# START OF Dataset content
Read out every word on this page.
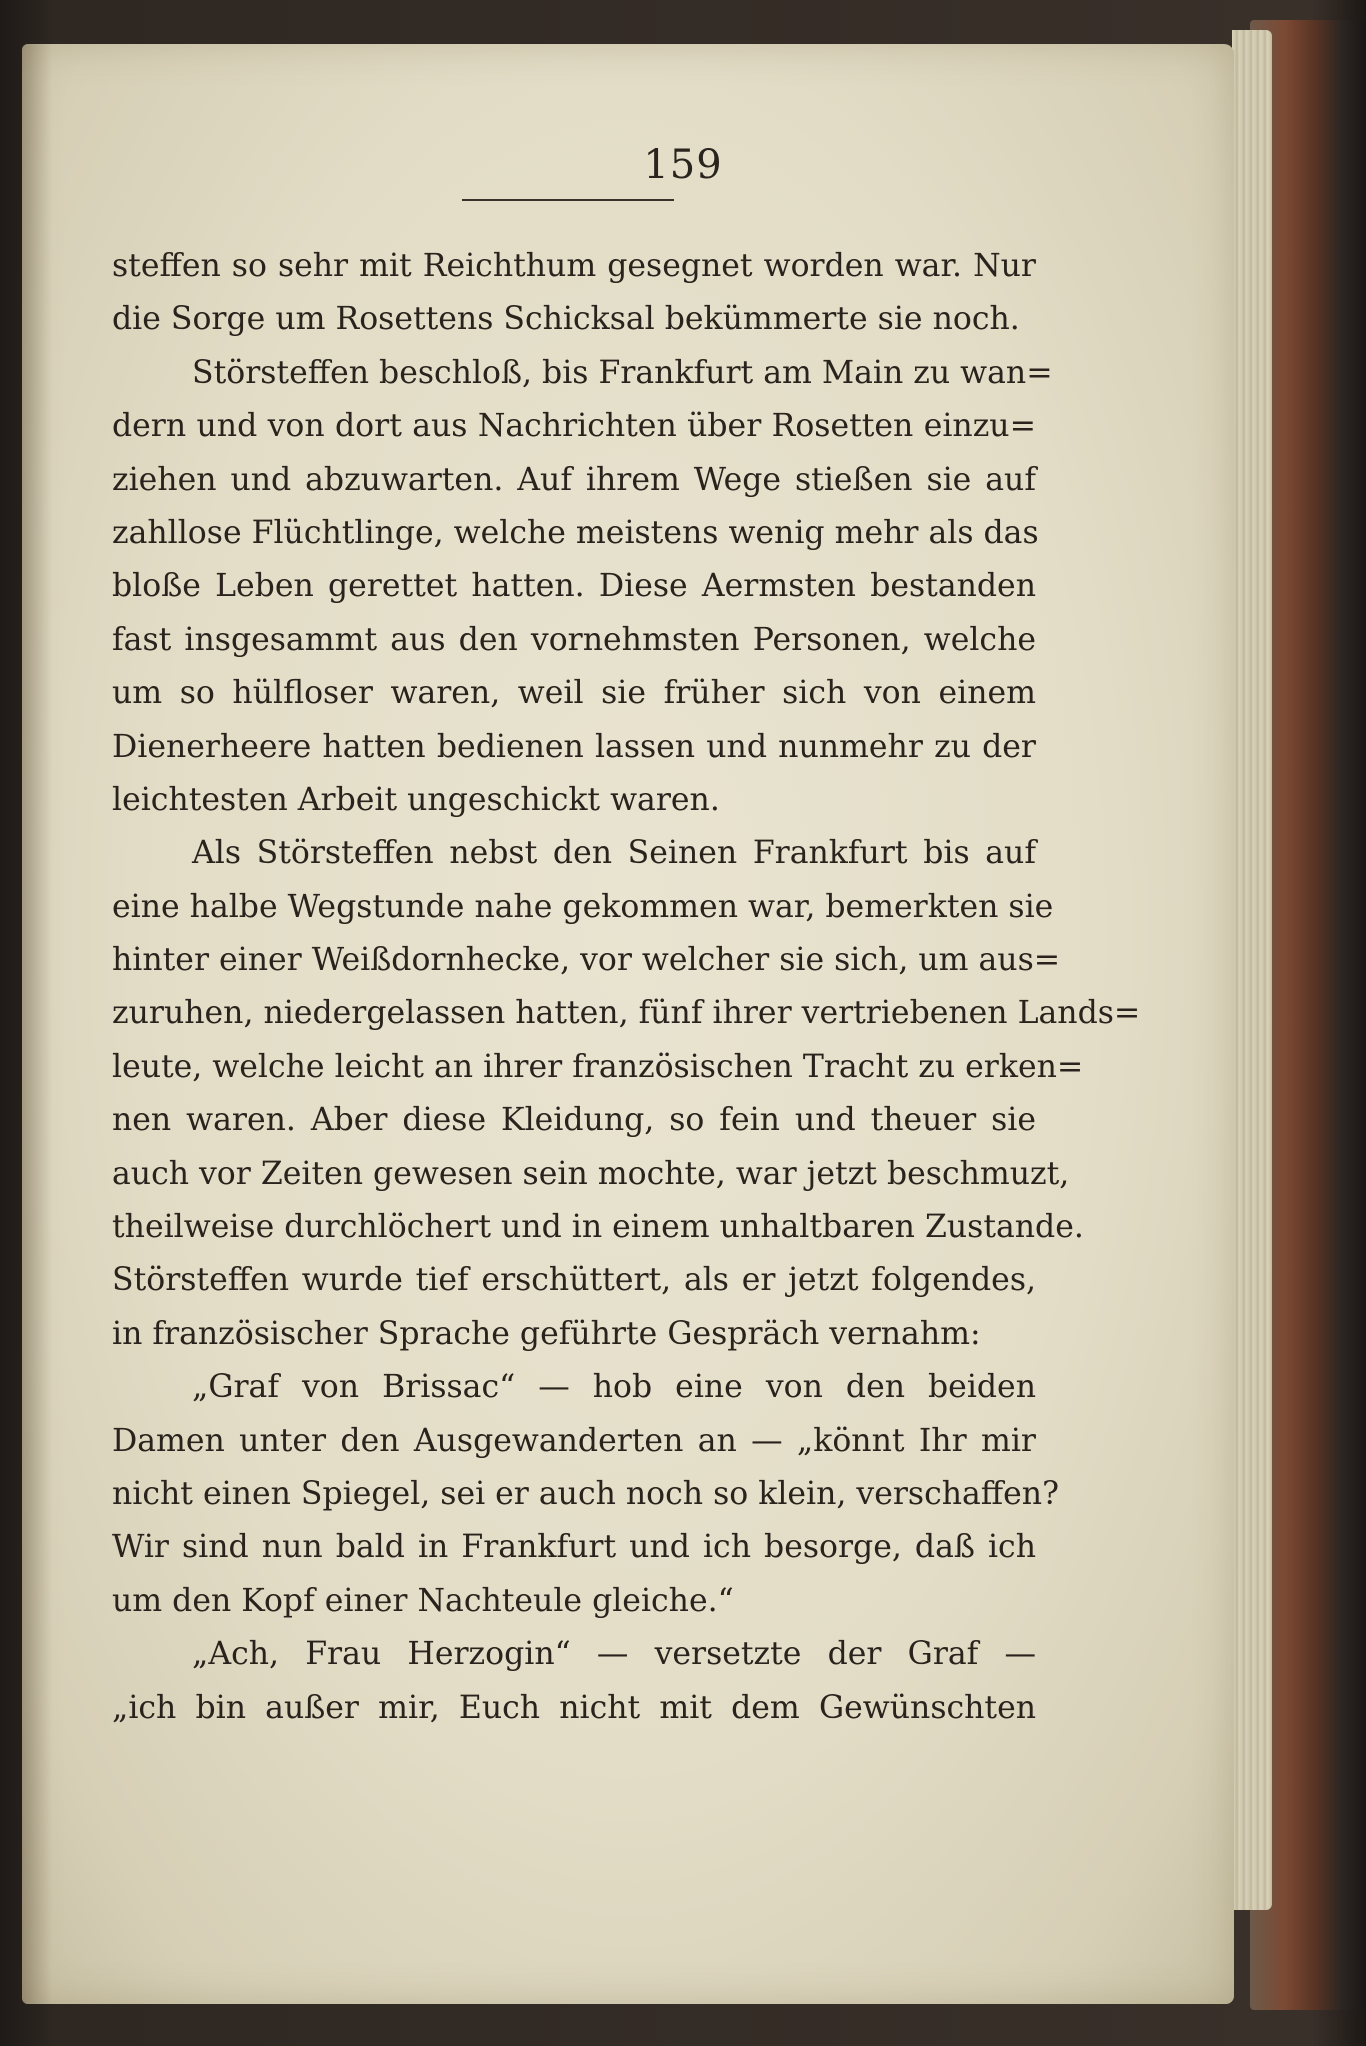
159
steffen so sehr mit Reichthum gesegnet worden war. Nur
die Sorge um Rosettens Schicksal bekümmerte sie noch.
Störsteffen beschloß, bis Frankfurt am Main zu wan=
dern und von dort aus Nachrichten über Rosetten einzu=
ziehen und abzuwarten. Auf ihrem Wege stießen sie auf
zahllose Flüchtlinge, welche meistens wenig mehr als das
bloße Leben gerettet hatten. Diese Aermsten bestanden
fast insgesammt aus den vornehmsten Personen, welche
um so hülfloser waren, weil sie früher sich von einem
Dienerheere hatten bedienen lassen und nunmehr zu der
leichtesten Arbeit ungeschickt waren.
Als Störsteffen nebst den Seinen Frankfurt bis auf
eine halbe Wegstunde nahe gekommen war, bemerkten sie
hinter einer Weißdornhecke, vor welcher sie sich, um aus=
zuruhen, niedergelassen hatten, fünf ihrer vertriebenen Lands=
leute, welche leicht an ihrer französischen Tracht zu erken=
nen waren. Aber diese Kleidung, so fein und theuer sie
auch vor Zeiten gewesen sein mochte, war jetzt beschmuzt,
theilweise durchlöchert und in einem unhaltbaren Zustande.
Störsteffen wurde tief erschüttert, als er jetzt folgendes,
in französischer Sprache geführte Gespräch vernahm:
„Graf von Brissac“ — hob eine von den beiden
Damen unter den Ausgewanderten an — „könnt Ihr mir
nicht einen Spiegel, sei er auch noch so klein, verschaffen?
Wir sind nun bald in Frankfurt und ich besorge, daß ich
um den Kopf einer Nachteule gleiche.“
„Ach, Frau Herzogin“ — versetzte der Graf —
„ich bin außer mir, Euch nicht mit dem Gewünschten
# END OF Dataset content
Task: Using the material above, gather every line that includes "auch".

Expected output:
auch vor Zeiten gewesen sein mochte, war jetzt beschmuzt,
nicht einen Spiegel, sei er auch noch so klein, verschaffen?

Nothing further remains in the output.